§ Requirements: Beginning with the line where "What does this" appears, retype every remaining line of the data below, both the first and last included.

━━ Stored data ━━

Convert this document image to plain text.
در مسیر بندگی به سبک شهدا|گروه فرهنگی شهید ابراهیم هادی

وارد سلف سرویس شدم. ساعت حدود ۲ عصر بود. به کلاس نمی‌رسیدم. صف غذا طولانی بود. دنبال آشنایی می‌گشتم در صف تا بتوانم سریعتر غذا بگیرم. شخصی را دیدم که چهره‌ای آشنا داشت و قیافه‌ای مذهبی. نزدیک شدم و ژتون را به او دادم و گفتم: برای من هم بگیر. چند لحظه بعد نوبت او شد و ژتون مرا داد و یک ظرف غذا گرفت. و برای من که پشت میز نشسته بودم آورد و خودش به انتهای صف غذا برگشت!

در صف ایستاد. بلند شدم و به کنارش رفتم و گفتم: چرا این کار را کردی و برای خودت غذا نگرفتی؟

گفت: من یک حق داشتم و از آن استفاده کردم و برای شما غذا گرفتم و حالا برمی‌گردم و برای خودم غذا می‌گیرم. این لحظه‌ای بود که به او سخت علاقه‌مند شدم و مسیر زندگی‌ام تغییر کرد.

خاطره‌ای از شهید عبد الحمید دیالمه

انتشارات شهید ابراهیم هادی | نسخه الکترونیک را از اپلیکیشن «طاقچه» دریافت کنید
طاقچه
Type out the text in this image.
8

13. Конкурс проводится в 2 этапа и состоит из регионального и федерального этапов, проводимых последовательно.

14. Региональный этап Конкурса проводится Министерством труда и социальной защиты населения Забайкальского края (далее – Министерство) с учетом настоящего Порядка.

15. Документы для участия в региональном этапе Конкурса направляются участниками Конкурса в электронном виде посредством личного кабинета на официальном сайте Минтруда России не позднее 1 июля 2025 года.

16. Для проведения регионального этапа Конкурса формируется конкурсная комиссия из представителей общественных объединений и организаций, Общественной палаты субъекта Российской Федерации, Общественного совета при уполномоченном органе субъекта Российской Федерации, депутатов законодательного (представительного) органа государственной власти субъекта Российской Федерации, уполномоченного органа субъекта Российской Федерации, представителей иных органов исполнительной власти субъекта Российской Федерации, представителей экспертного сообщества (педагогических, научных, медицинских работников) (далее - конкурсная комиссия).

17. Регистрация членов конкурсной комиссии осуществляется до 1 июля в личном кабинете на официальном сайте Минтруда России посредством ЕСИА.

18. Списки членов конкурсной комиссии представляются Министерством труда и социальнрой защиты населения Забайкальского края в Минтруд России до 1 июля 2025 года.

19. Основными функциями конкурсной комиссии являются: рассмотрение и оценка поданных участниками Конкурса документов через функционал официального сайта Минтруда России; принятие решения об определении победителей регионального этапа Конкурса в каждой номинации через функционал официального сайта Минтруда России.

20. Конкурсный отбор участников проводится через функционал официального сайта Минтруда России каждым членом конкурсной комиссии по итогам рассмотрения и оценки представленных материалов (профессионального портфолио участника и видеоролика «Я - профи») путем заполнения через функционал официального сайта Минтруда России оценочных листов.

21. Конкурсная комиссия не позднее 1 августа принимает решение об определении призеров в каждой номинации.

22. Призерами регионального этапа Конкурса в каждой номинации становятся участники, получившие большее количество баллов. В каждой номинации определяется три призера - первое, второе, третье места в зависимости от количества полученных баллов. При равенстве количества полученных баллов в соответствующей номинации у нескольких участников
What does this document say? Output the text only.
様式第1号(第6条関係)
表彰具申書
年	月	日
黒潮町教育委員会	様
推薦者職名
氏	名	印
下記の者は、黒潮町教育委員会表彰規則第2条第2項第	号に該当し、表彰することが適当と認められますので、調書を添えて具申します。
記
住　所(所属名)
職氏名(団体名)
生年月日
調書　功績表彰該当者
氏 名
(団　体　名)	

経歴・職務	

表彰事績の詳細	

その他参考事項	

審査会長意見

━━━

§ Task output:
What does this document say? Output the text only.
様式第1号(第6条関係)
表彰具申書
年	月	日
黒潮町教育委員会	様
推薦者職名
氏	名	印
下記の者は、黒潮町教育委員会表彰規則第2条第2項第	号に該当し、表彰することが適当と認められますので、調書を添えて具申します。
記
住　所(所属名)
職氏名(団体名)
生年月日
調書　功績表彰該当者
氏 名
(団　体　名)	

経歴・職務	

表彰事績の詳細	

その他参考事項	

審査会長意見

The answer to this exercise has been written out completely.